>> start RECORD SET
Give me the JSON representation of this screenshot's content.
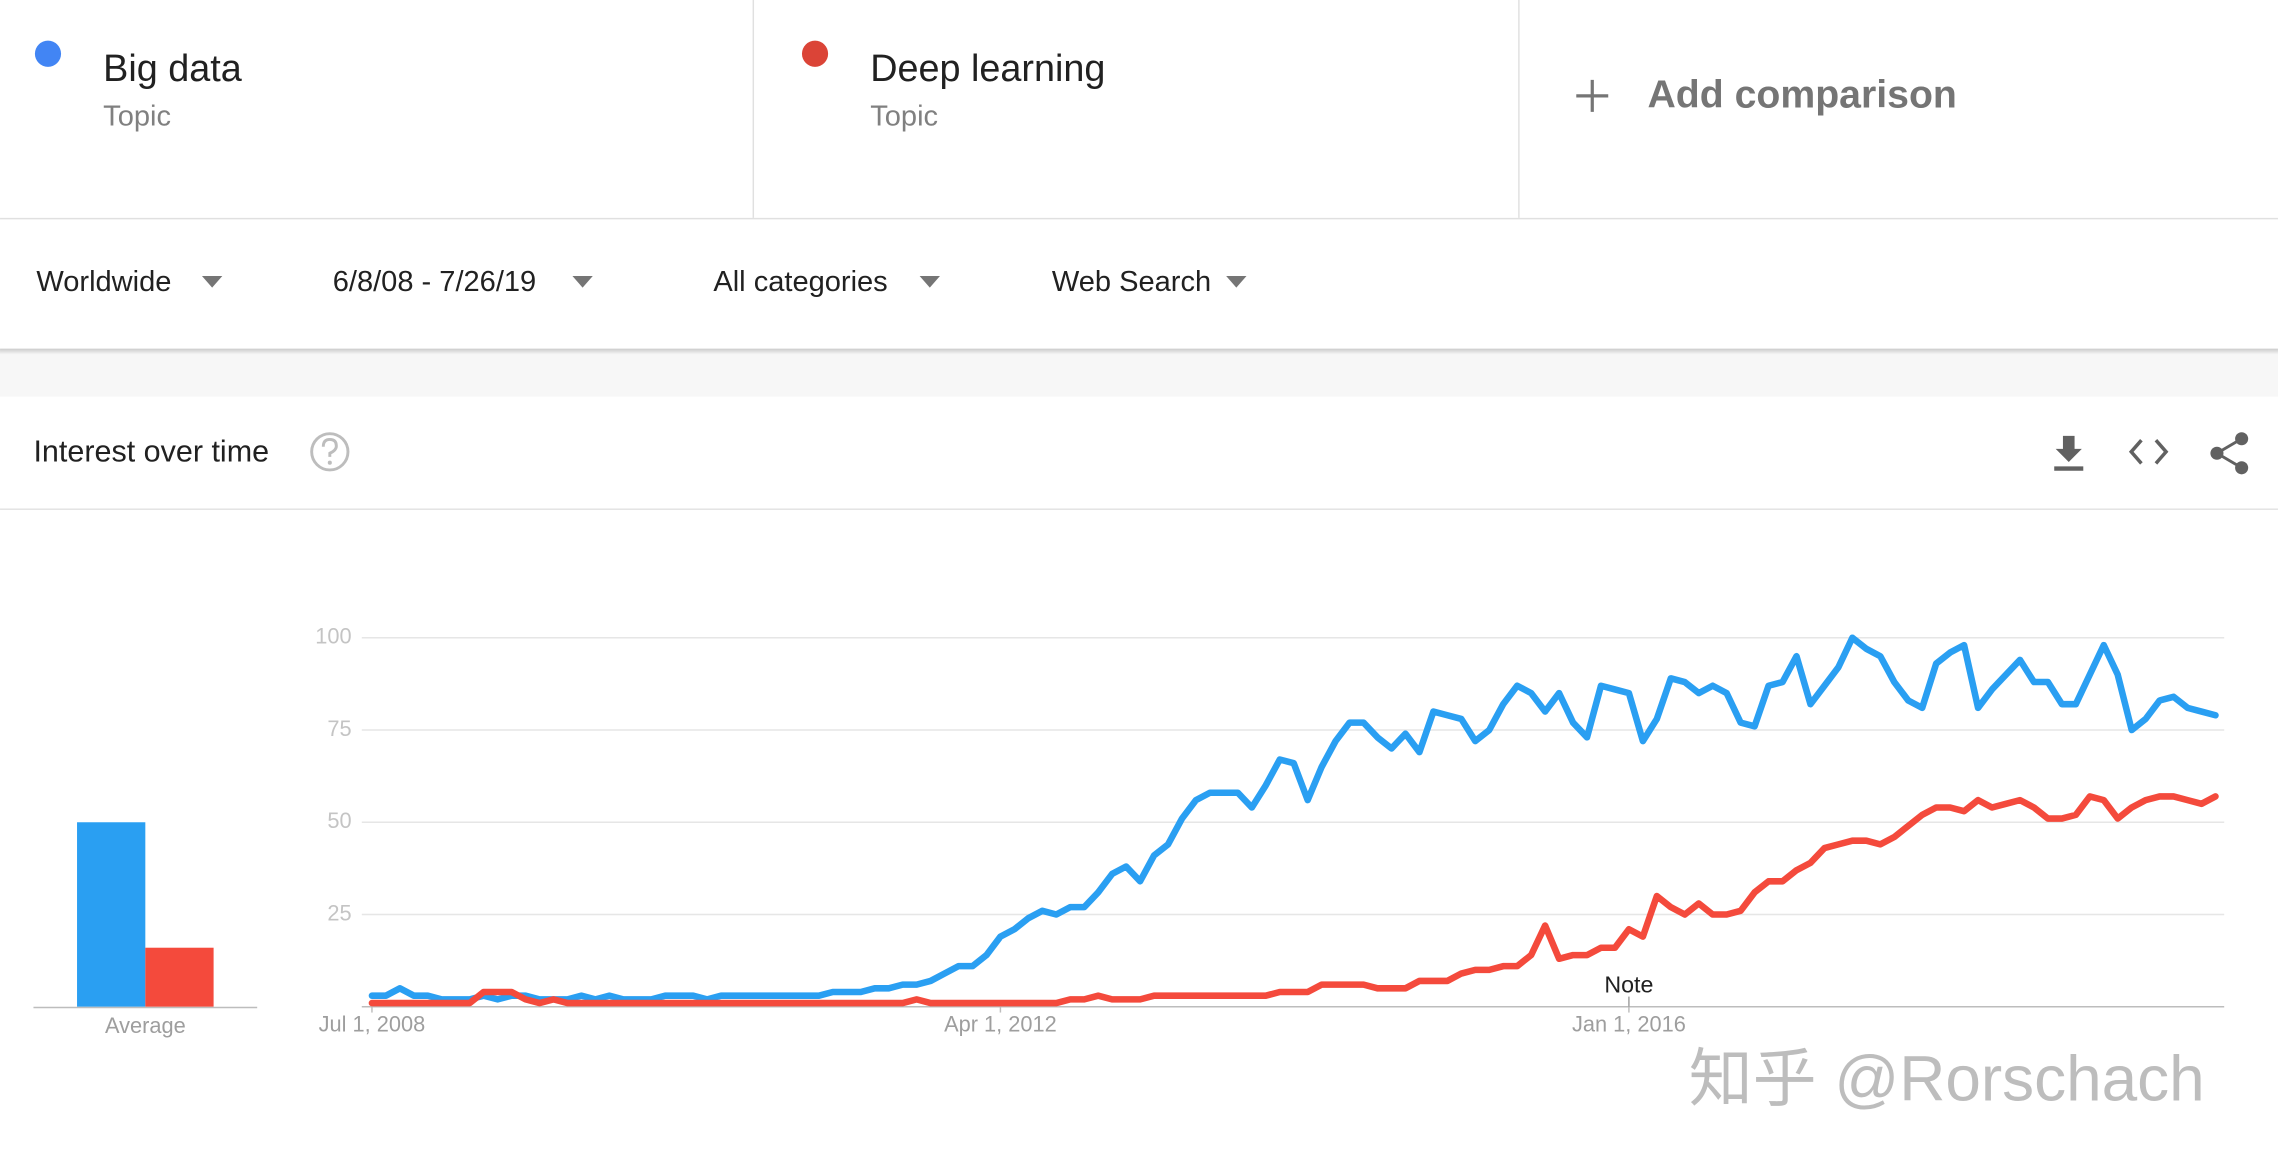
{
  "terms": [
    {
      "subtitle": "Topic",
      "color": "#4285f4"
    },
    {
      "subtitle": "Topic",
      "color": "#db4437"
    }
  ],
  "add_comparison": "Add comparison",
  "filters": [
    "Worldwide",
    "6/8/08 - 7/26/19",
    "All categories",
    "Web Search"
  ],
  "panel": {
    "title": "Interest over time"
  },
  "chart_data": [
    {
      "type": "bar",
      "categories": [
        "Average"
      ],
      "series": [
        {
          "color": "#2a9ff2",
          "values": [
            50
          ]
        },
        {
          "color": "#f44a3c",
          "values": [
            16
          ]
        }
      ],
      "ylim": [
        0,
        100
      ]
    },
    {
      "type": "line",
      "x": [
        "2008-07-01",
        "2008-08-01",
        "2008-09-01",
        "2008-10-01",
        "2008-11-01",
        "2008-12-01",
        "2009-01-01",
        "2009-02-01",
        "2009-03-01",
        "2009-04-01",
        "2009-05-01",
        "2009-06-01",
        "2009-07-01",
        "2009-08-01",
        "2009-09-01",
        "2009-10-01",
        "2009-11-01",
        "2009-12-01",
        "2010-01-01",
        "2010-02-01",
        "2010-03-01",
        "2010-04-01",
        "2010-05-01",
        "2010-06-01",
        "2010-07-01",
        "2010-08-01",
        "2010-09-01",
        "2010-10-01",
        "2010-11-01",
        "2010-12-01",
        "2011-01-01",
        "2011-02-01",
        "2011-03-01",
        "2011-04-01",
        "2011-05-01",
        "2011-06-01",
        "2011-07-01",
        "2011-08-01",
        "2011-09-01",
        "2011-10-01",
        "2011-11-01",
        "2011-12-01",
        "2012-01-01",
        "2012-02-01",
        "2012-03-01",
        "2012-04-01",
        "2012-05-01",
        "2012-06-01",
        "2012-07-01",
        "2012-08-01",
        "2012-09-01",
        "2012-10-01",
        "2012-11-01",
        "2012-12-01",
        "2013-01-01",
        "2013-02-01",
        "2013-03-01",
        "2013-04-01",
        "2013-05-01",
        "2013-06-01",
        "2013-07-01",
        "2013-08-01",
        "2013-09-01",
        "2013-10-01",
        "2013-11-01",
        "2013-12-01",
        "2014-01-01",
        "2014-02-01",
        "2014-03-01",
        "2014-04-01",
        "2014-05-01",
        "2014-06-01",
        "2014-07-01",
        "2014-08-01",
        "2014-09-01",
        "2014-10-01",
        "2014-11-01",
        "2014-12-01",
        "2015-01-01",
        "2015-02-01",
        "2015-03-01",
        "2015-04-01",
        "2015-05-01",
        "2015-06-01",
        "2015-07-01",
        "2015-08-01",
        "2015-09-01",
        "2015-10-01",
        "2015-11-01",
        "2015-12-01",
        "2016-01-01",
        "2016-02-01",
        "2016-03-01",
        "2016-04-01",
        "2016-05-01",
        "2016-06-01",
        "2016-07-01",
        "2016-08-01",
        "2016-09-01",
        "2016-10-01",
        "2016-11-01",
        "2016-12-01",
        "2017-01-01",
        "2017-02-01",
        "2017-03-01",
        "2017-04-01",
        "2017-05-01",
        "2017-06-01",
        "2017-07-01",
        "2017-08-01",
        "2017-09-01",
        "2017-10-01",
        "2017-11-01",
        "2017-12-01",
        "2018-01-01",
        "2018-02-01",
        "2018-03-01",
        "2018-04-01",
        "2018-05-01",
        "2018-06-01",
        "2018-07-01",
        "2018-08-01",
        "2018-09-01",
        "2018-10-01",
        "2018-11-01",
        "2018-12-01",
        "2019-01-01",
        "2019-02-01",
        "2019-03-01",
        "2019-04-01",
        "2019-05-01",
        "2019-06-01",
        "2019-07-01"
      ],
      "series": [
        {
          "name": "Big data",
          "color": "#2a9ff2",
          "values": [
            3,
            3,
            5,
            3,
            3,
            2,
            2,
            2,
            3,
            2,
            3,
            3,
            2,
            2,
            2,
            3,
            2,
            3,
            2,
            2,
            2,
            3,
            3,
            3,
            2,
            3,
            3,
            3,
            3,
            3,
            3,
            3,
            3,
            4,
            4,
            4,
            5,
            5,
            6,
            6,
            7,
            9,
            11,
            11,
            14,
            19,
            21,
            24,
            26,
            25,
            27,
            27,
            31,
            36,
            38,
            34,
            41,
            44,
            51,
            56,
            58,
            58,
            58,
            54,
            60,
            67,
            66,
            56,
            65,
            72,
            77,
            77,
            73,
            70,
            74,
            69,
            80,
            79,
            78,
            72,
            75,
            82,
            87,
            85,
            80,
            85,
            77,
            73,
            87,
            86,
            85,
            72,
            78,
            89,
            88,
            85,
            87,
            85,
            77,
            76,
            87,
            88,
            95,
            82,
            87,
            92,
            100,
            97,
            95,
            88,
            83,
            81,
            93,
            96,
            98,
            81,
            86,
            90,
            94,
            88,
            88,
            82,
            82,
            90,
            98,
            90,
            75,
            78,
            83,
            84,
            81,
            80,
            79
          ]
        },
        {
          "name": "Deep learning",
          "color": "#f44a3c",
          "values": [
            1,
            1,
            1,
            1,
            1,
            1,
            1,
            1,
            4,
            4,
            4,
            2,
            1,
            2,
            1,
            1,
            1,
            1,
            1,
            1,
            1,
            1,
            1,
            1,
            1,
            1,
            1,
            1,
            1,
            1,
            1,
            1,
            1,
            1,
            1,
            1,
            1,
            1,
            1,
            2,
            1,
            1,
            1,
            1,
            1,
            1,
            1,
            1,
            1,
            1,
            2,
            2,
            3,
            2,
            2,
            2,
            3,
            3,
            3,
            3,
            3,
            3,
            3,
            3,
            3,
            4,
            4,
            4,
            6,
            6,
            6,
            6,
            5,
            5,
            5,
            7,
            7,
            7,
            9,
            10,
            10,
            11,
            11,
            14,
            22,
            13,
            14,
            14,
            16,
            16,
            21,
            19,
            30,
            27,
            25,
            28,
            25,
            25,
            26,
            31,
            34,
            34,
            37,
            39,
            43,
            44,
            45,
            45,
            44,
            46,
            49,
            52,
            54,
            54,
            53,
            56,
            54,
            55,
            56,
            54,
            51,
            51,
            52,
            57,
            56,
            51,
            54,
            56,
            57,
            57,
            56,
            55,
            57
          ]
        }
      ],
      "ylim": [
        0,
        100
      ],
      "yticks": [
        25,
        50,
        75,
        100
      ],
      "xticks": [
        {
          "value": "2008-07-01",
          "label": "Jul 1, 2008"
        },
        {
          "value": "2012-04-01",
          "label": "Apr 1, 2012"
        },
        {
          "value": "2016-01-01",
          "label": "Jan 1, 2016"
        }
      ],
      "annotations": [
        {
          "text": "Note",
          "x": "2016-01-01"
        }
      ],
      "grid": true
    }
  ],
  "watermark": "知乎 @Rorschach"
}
>> end RECORD SET
▸ **INSTRUCTION**: Without including the pictures, reproduce all entries exactly.

▸ **TASK OUTPUT**:
Give me the JSON representation of this screenshot's content.
{
  "terms": [
    {
      "subtitle": "Topic",
      "color": "#4285f4"
    },
    {
      "subtitle": "Topic",
      "color": "#db4437"
    }
  ],
  "add_comparison": "Add comparison",
  "filters": [
    "Worldwide",
    "6/8/08 - 7/26/19",
    "All categories",
    "Web Search"
  ],
  "panel": {
    "title": "Interest over time"
  },
  "chart_data": [
    {
      "type": "bar",
      "categories": [
        "Average"
      ],
      "series": [
        {
          "color": "#2a9ff2",
          "values": [
            50
          ]
        },
        {
          "color": "#f44a3c",
          "values": [
            16
          ]
        }
      ],
      "ylim": [
        0,
        100
      ]
    },
    {
      "type": "line",
      "x": [
        "2008-07-01",
        "2008-08-01",
        "2008-09-01",
        "2008-10-01",
        "2008-11-01",
        "2008-12-01",
        "2009-01-01",
        "2009-02-01",
        "2009-03-01",
        "2009-04-01",
        "2009-05-01",
        "2009-06-01",
        "2009-07-01",
        "2009-08-01",
        "2009-09-01",
        "2009-10-01",
        "2009-11-01",
        "2009-12-01",
        "2010-01-01",
        "2010-02-01",
        "2010-03-01",
        "2010-04-01",
        "2010-05-01",
        "2010-06-01",
        "2010-07-01",
        "2010-08-01",
        "2010-09-01",
        "2010-10-01",
        "2010-11-01",
        "2010-12-01",
        "2011-01-01",
        "2011-02-01",
        "2011-03-01",
        "2011-04-01",
        "2011-05-01",
        "2011-06-01",
        "2011-07-01",
        "2011-08-01",
        "2011-09-01",
        "2011-10-01",
        "2011-11-01",
        "2011-12-01",
        "2012-01-01",
        "2012-02-01",
        "2012-03-01",
        "2012-04-01",
        "2012-05-01",
        "2012-06-01",
        "2012-07-01",
        "2012-08-01",
        "2012-09-01",
        "2012-10-01",
        "2012-11-01",
        "2012-12-01",
        "2013-01-01",
        "2013-02-01",
        "2013-03-01",
        "2013-04-01",
        "2013-05-01",
        "2013-06-01",
        "2013-07-01",
        "2013-08-01",
        "2013-09-01",
        "2013-10-01",
        "2013-11-01",
        "2013-12-01",
        "2014-01-01",
        "2014-02-01",
        "2014-03-01",
        "2014-04-01",
        "2014-05-01",
        "2014-06-01",
        "2014-07-01",
        "2014-08-01",
        "2014-09-01",
        "2014-10-01",
        "2014-11-01",
        "2014-12-01",
        "2015-01-01",
        "2015-02-01",
        "2015-03-01",
        "2015-04-01",
        "2015-05-01",
        "2015-06-01",
        "2015-07-01",
        "2015-08-01",
        "2015-09-01",
        "2015-10-01",
        "2015-11-01",
        "2015-12-01",
        "2016-01-01",
        "2016-02-01",
        "2016-03-01",
        "2016-04-01",
        "2016-05-01",
        "2016-06-01",
        "2016-07-01",
        "2016-08-01",
        "2016-09-01",
        "2016-10-01",
        "2016-11-01",
        "2016-12-01",
        "2017-01-01",
        "2017-02-01",
        "2017-03-01",
        "2017-04-01",
        "2017-05-01",
        "2017-06-01",
        "2017-07-01",
        "2017-08-01",
        "2017-09-01",
        "2017-10-01",
        "2017-11-01",
        "2017-12-01",
        "2018-01-01",
        "2018-02-01",
        "2018-03-01",
        "2018-04-01",
        "2018-05-01",
        "2018-06-01",
        "2018-07-01",
        "2018-08-01",
        "2018-09-01",
        "2018-10-01",
        "2018-11-01",
        "2018-12-01",
        "2019-01-01",
        "2019-02-01",
        "2019-03-01",
        "2019-04-01",
        "2019-05-01",
        "2019-06-01",
        "2019-07-01"
      ],
      "series": [
        {
          "name": "Big data",
          "color": "#2a9ff2",
          "values": [
            3,
            3,
            5,
            3,
            3,
            2,
            2,
            2,
            3,
            2,
            3,
            3,
            2,
            2,
            2,
            3,
            2,
            3,
            2,
            2,
            2,
            3,
            3,
            3,
            2,
            3,
            3,
            3,
            3,
            3,
            3,
            3,
            3,
            4,
            4,
            4,
            5,
            5,
            6,
            6,
            7,
            9,
            11,
            11,
            14,
            19,
            21,
            24,
            26,
            25,
            27,
            27,
            31,
            36,
            38,
            34,
            41,
            44,
            51,
            56,
            58,
            58,
            58,
            54,
            60,
            67,
            66,
            56,
            65,
            72,
            77,
            77,
            73,
            70,
            74,
            69,
            80,
            79,
            78,
            72,
            75,
            82,
            87,
            85,
            80,
            85,
            77,
            73,
            87,
            86,
            85,
            72,
            78,
            89,
            88,
            85,
            87,
            85,
            77,
            76,
            87,
            88,
            95,
            82,
            87,
            92,
            100,
            97,
            95,
            88,
            83,
            81,
            93,
            96,
            98,
            81,
            86,
            90,
            94,
            88,
            88,
            82,
            82,
            90,
            98,
            90,
            75,
            78,
            83,
            84,
            81,
            80,
            79
          ]
        },
        {
          "name": "Deep learning",
          "color": "#f44a3c",
          "values": [
            1,
            1,
            1,
            1,
            1,
            1,
            1,
            1,
            4,
            4,
            4,
            2,
            1,
            2,
            1,
            1,
            1,
            1,
            1,
            1,
            1,
            1,
            1,
            1,
            1,
            1,
            1,
            1,
            1,
            1,
            1,
            1,
            1,
            1,
            1,
            1,
            1,
            1,
            1,
            2,
            1,
            1,
            1,
            1,
            1,
            1,
            1,
            1,
            1,
            1,
            2,
            2,
            3,
            2,
            2,
            2,
            3,
            3,
            3,
            3,
            3,
            3,
            3,
            3,
            3,
            4,
            4,
            4,
            6,
            6,
            6,
            6,
            5,
            5,
            5,
            7,
            7,
            7,
            9,
            10,
            10,
            11,
            11,
            14,
            22,
            13,
            14,
            14,
            16,
            16,
            21,
            19,
            30,
            27,
            25,
            28,
            25,
            25,
            26,
            31,
            34,
            34,
            37,
            39,
            43,
            44,
            45,
            45,
            44,
            46,
            49,
            52,
            54,
            54,
            53,
            56,
            54,
            55,
            56,
            54,
            51,
            51,
            52,
            57,
            56,
            51,
            54,
            56,
            57,
            57,
            56,
            55,
            57
          ]
        }
      ],
      "ylim": [
        0,
        100
      ],
      "yticks": [
        25,
        50,
        75,
        100
      ],
      "xticks": [
        {
          "value": "2008-07-01",
          "label": "Jul 1, 2008"
        },
        {
          "value": "2012-04-01",
          "label": "Apr 1, 2012"
        },
        {
          "value": "2016-01-01",
          "label": "Jan 1, 2016"
        }
      ],
      "annotations": [
        {
          "text": "Note",
          "x": "2016-01-01"
        }
      ],
      "grid": true
    }
  ],
  "watermark": "知乎 @Rorschach"
}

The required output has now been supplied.